§ **Exercise objective**
Scan the lines below for "často"; report the number of lines that contain it, and only that.

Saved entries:
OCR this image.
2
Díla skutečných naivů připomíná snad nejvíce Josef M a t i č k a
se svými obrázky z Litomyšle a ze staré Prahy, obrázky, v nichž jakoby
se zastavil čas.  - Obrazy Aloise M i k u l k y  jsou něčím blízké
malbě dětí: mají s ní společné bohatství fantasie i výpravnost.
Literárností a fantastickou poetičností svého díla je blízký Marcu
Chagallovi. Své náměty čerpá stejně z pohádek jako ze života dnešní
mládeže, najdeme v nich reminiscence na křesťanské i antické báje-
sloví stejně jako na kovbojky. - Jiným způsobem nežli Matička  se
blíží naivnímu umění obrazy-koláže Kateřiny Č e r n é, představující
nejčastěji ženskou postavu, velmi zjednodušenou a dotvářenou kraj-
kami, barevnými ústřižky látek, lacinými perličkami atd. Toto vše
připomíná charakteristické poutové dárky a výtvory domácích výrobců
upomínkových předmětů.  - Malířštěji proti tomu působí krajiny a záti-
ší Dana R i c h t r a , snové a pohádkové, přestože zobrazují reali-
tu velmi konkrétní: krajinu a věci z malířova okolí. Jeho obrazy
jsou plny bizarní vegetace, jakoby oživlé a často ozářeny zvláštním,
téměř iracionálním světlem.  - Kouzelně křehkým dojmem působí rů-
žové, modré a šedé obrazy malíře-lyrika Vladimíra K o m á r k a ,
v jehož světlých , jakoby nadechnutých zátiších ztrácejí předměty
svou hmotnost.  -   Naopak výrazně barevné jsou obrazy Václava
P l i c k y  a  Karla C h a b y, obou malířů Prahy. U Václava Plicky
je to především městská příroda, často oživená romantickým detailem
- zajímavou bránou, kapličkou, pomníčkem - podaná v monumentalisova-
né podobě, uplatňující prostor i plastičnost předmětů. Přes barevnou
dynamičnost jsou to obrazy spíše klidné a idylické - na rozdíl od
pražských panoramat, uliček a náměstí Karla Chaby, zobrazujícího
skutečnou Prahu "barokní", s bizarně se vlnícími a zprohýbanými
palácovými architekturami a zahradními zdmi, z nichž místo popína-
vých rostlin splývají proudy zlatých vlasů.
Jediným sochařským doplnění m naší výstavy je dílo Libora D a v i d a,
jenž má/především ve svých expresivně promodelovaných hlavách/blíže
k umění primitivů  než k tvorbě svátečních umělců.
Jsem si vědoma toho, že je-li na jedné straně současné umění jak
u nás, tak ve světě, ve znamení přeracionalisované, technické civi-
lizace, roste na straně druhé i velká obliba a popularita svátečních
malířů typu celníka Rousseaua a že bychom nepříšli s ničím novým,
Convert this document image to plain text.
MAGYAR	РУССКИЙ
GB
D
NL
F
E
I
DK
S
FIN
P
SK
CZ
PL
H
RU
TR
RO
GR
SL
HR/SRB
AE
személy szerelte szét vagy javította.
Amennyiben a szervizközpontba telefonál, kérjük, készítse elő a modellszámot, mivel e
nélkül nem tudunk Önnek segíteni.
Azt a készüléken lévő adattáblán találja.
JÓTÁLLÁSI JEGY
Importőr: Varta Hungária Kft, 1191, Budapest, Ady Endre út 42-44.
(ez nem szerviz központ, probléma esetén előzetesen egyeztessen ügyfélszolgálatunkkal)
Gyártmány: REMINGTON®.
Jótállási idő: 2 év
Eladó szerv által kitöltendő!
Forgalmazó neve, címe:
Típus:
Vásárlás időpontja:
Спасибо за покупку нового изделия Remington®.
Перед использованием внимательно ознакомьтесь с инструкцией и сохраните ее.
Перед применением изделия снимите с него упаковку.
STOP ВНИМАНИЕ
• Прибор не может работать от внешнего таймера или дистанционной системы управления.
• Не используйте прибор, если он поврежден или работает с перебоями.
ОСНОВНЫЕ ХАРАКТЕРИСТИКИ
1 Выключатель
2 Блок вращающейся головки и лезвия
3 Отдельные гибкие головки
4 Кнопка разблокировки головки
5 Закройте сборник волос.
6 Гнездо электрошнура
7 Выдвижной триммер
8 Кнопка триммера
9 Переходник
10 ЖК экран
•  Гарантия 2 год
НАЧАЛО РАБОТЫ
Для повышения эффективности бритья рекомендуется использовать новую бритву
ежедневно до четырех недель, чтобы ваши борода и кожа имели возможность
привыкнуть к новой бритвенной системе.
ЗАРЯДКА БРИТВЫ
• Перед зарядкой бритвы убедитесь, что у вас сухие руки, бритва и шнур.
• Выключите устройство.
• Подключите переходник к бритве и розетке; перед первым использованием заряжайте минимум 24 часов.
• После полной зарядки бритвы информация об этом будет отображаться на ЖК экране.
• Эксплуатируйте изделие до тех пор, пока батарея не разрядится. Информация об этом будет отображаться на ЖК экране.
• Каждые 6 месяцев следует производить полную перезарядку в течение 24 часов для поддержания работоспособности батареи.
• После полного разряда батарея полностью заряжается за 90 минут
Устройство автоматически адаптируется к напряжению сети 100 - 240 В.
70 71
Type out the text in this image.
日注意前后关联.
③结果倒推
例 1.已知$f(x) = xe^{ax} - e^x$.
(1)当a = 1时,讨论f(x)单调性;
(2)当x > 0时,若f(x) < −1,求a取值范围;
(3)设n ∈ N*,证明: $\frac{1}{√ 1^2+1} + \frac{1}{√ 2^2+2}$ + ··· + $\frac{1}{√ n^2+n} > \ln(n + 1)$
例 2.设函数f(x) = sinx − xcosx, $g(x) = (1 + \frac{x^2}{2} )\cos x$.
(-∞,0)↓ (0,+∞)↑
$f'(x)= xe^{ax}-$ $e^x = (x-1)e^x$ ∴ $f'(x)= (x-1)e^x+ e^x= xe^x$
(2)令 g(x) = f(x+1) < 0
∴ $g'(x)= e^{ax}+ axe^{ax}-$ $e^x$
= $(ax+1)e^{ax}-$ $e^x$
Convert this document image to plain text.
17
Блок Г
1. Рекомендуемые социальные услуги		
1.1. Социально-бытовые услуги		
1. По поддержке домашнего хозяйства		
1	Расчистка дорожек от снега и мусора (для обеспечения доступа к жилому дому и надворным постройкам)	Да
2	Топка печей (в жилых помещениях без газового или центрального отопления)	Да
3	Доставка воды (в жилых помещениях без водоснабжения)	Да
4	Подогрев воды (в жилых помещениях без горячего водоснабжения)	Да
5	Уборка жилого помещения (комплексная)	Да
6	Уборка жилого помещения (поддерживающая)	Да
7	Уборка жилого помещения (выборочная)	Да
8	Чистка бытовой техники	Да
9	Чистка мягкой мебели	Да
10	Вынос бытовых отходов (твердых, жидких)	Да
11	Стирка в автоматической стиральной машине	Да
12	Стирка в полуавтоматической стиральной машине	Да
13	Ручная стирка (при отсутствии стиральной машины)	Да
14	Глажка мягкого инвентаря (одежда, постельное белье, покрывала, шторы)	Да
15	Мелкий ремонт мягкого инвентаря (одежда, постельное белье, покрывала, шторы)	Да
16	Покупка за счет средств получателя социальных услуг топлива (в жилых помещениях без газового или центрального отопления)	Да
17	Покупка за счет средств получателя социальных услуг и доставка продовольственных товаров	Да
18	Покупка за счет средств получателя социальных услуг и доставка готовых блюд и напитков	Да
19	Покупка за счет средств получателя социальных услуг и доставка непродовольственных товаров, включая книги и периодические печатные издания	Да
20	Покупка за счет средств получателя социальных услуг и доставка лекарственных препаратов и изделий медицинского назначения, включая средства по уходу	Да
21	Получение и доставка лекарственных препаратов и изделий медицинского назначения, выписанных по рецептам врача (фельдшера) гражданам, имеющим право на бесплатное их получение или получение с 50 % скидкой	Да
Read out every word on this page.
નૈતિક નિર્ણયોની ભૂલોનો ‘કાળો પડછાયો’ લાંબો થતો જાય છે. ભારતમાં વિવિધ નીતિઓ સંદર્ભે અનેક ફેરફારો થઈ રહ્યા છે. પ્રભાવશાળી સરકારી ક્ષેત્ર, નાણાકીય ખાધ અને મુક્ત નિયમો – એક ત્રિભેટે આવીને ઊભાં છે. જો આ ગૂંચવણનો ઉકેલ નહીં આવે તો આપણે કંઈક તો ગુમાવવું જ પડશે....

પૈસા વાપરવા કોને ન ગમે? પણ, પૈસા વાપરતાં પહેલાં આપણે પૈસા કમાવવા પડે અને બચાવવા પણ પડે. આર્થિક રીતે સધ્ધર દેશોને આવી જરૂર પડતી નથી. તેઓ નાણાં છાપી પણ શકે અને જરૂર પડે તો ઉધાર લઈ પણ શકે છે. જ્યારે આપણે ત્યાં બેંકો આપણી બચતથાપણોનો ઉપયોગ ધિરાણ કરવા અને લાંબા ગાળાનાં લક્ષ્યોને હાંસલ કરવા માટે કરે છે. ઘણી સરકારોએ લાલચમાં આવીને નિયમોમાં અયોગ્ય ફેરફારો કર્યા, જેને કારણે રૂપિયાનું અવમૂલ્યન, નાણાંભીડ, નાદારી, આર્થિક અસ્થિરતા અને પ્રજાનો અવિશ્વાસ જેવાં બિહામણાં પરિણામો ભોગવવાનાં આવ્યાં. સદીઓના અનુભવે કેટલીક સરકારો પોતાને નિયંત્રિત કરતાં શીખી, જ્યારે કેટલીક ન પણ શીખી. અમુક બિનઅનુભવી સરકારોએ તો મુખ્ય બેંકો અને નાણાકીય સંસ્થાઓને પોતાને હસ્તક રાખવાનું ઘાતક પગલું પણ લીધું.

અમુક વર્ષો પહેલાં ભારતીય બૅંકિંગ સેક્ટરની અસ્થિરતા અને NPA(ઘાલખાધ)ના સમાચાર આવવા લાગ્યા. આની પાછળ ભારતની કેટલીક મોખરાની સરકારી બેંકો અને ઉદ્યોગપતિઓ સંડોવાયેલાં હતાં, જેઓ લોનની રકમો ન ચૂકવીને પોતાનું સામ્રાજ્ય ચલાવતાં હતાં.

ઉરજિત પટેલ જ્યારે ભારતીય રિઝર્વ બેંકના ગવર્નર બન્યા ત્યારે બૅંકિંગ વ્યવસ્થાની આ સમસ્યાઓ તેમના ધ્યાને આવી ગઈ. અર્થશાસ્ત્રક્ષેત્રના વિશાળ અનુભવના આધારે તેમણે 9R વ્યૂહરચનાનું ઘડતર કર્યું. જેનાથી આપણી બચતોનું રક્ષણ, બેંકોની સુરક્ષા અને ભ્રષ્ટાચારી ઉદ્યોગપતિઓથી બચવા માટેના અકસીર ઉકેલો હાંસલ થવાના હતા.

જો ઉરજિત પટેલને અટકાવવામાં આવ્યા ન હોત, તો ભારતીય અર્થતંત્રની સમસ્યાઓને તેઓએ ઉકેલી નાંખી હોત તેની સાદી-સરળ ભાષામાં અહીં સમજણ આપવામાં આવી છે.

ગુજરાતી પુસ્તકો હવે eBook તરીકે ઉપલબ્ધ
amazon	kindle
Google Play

§ **Solution for this task**
2